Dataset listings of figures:
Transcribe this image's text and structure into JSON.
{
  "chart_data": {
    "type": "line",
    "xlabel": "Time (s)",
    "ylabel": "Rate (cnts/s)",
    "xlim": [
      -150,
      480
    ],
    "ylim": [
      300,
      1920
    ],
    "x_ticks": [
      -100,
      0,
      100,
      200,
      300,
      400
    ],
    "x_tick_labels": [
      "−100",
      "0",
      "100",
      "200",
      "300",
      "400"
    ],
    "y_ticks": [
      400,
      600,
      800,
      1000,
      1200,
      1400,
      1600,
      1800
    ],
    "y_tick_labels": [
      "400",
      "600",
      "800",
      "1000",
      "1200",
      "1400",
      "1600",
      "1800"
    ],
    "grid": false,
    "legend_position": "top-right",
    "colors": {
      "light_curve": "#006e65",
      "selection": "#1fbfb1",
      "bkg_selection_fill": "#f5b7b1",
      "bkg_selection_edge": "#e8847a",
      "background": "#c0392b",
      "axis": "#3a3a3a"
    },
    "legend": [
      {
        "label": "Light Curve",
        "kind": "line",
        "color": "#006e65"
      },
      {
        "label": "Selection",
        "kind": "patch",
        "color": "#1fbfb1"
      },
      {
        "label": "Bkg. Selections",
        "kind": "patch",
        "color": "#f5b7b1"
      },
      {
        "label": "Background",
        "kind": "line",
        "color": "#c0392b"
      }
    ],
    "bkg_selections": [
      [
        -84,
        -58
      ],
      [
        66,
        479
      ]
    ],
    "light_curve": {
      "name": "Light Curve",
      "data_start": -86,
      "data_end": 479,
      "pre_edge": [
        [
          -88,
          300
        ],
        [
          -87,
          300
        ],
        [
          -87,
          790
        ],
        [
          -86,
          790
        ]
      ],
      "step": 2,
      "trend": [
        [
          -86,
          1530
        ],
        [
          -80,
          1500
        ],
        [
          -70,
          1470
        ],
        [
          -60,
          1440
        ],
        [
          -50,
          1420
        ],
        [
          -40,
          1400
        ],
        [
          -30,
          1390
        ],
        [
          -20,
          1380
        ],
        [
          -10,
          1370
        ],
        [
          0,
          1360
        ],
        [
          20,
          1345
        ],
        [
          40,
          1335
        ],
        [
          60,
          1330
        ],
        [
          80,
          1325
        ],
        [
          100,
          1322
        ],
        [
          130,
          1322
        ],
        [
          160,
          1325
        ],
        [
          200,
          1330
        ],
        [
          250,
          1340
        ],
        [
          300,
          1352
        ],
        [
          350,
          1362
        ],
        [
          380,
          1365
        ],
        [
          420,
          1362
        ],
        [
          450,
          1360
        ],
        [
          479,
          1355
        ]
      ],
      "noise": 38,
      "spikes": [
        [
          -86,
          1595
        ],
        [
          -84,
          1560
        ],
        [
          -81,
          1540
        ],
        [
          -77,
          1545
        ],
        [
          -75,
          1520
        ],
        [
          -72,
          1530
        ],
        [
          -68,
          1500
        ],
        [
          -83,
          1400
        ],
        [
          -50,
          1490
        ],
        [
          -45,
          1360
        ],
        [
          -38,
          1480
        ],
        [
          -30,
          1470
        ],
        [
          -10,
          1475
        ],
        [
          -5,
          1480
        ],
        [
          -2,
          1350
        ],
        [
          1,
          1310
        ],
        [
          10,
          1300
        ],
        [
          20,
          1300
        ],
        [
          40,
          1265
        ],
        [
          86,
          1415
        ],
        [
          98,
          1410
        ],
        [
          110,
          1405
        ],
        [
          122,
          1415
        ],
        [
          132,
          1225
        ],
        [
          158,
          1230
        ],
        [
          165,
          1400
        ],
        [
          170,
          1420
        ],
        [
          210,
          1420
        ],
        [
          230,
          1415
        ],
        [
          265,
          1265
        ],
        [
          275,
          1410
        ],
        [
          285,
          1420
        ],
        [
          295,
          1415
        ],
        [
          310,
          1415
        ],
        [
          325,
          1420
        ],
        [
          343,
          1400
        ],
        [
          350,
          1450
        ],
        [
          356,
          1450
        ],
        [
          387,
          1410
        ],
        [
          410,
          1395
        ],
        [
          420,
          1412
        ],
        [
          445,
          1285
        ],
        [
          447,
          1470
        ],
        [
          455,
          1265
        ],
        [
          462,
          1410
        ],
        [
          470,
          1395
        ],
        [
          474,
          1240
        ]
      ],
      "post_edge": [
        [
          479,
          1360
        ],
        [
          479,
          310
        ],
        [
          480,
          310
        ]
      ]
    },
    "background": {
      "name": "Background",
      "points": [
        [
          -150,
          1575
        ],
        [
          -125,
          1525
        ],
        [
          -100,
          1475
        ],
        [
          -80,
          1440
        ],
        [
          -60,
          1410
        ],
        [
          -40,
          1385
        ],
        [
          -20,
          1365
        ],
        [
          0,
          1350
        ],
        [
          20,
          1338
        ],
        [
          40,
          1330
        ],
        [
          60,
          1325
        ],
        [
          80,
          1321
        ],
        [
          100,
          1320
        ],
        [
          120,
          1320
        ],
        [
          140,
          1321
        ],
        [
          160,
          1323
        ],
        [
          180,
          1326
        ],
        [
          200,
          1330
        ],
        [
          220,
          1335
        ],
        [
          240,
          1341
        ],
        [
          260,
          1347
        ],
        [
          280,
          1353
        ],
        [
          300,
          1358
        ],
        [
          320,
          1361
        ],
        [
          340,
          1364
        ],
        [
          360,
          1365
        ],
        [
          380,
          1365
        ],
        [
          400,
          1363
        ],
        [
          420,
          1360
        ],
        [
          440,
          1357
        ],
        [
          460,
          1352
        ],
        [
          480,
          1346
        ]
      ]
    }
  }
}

▸ **STATED GOAL**
Write out the data exactly as it stands.

▸ **RESPONSE**
Transcribe this image's text and structure into JSON.
{
  "chart_data": {
    "type": "line",
    "xlabel": "Time (s)",
    "ylabel": "Rate (cnts/s)",
    "xlim": [
      -150,
      480
    ],
    "ylim": [
      300,
      1920
    ],
    "x_ticks": [
      -100,
      0,
      100,
      200,
      300,
      400
    ],
    "x_tick_labels": [
      "−100",
      "0",
      "100",
      "200",
      "300",
      "400"
    ],
    "y_ticks": [
      400,
      600,
      800,
      1000,
      1200,
      1400,
      1600,
      1800
    ],
    "y_tick_labels": [
      "400",
      "600",
      "800",
      "1000",
      "1200",
      "1400",
      "1600",
      "1800"
    ],
    "grid": false,
    "legend_position": "top-right",
    "colors": {
      "light_curve": "#006e65",
      "selection": "#1fbfb1",
      "bkg_selection_fill": "#f5b7b1",
      "bkg_selection_edge": "#e8847a",
      "background": "#c0392b",
      "axis": "#3a3a3a"
    },
    "legend": [
      {
        "label": "Light Curve",
        "kind": "line",
        "color": "#006e65"
      },
      {
        "label": "Selection",
        "kind": "patch",
        "color": "#1fbfb1"
      },
      {
        "label": "Bkg. Selections",
        "kind": "patch",
        "color": "#f5b7b1"
      },
      {
        "label": "Background",
        "kind": "line",
        "color": "#c0392b"
      }
    ],
    "bkg_selections": [
      [
        -84,
        -58
      ],
      [
        66,
        479
      ]
    ],
    "light_curve": {
      "name": "Light Curve",
      "data_start": -86,
      "data_end": 479,
      "pre_edge": [
        [
          -88,
          300
        ],
        [
          -87,
          300
        ],
        [
          -87,
          790
        ],
        [
          -86,
          790
        ]
      ],
      "step": 2,
      "trend": [
        [
          -86,
          1530
        ],
        [
          -80,
          1500
        ],
        [
          -70,
          1470
        ],
        [
          -60,
          1440
        ],
        [
          -50,
          1420
        ],
        [
          -40,
          1400
        ],
        [
          -30,
          1390
        ],
        [
          -20,
          1380
        ],
        [
          -10,
          1370
        ],
        [
          0,
          1360
        ],
        [
          20,
          1345
        ],
        [
          40,
          1335
        ],
        [
          60,
          1330
        ],
        [
          80,
          1325
        ],
        [
          100,
          1322
        ],
        [
          130,
          1322
        ],
        [
          160,
          1325
        ],
        [
          200,
          1330
        ],
        [
          250,
          1340
        ],
        [
          300,
          1352
        ],
        [
          350,
          1362
        ],
        [
          380,
          1365
        ],
        [
          420,
          1362
        ],
        [
          450,
          1360
        ],
        [
          479,
          1355
        ]
      ],
      "noise": 38,
      "spikes": [
        [
          -86,
          1595
        ],
        [
          -84,
          1560
        ],
        [
          -81,
          1540
        ],
        [
          -77,
          1545
        ],
        [
          -75,
          1520
        ],
        [
          -72,
          1530
        ],
        [
          -68,
          1500
        ],
        [
          -83,
          1400
        ],
        [
          -50,
          1490
        ],
        [
          -45,
          1360
        ],
        [
          -38,
          1480
        ],
        [
          -30,
          1470
        ],
        [
          -10,
          1475
        ],
        [
          -5,
          1480
        ],
        [
          -2,
          1350
        ],
        [
          1,
          1310
        ],
        [
          10,
          1300
        ],
        [
          20,
          1300
        ],
        [
          40,
          1265
        ],
        [
          86,
          1415
        ],
        [
          98,
          1410
        ],
        [
          110,
          1405
        ],
        [
          122,
          1415
        ],
        [
          132,
          1225
        ],
        [
          158,
          1230
        ],
        [
          165,
          1400
        ],
        [
          170,
          1420
        ],
        [
          210,
          1420
        ],
        [
          230,
          1415
        ],
        [
          265,
          1265
        ],
        [
          275,
          1410
        ],
        [
          285,
          1420
        ],
        [
          295,
          1415
        ],
        [
          310,
          1415
        ],
        [
          325,
          1420
        ],
        [
          343,
          1400
        ],
        [
          350,
          1450
        ],
        [
          356,
          1450
        ],
        [
          387,
          1410
        ],
        [
          410,
          1395
        ],
        [
          420,
          1412
        ],
        [
          445,
          1285
        ],
        [
          447,
          1470
        ],
        [
          455,
          1265
        ],
        [
          462,
          1410
        ],
        [
          470,
          1395
        ],
        [
          474,
          1240
        ]
      ],
      "post_edge": [
        [
          479,
          1360
        ],
        [
          479,
          310
        ],
        [
          480,
          310
        ]
      ]
    },
    "background": {
      "name": "Background",
      "points": [
        [
          -150,
          1575
        ],
        [
          -125,
          1525
        ],
        [
          -100,
          1475
        ],
        [
          -80,
          1440
        ],
        [
          -60,
          1410
        ],
        [
          -40,
          1385
        ],
        [
          -20,
          1365
        ],
        [
          0,
          1350
        ],
        [
          20,
          1338
        ],
        [
          40,
          1330
        ],
        [
          60,
          1325
        ],
        [
          80,
          1321
        ],
        [
          100,
          1320
        ],
        [
          120,
          1320
        ],
        [
          140,
          1321
        ],
        [
          160,
          1323
        ],
        [
          180,
          1326
        ],
        [
          200,
          1330
        ],
        [
          220,
          1335
        ],
        [
          240,
          1341
        ],
        [
          260,
          1347
        ],
        [
          280,
          1353
        ],
        [
          300,
          1358
        ],
        [
          320,
          1361
        ],
        [
          340,
          1364
        ],
        [
          360,
          1365
        ],
        [
          380,
          1365
        ],
        [
          400,
          1363
        ],
        [
          420,
          1360
        ],
        [
          440,
          1357
        ],
        [
          460,
          1352
        ],
        [
          480,
          1346
        ]
      ]
    }
  }
}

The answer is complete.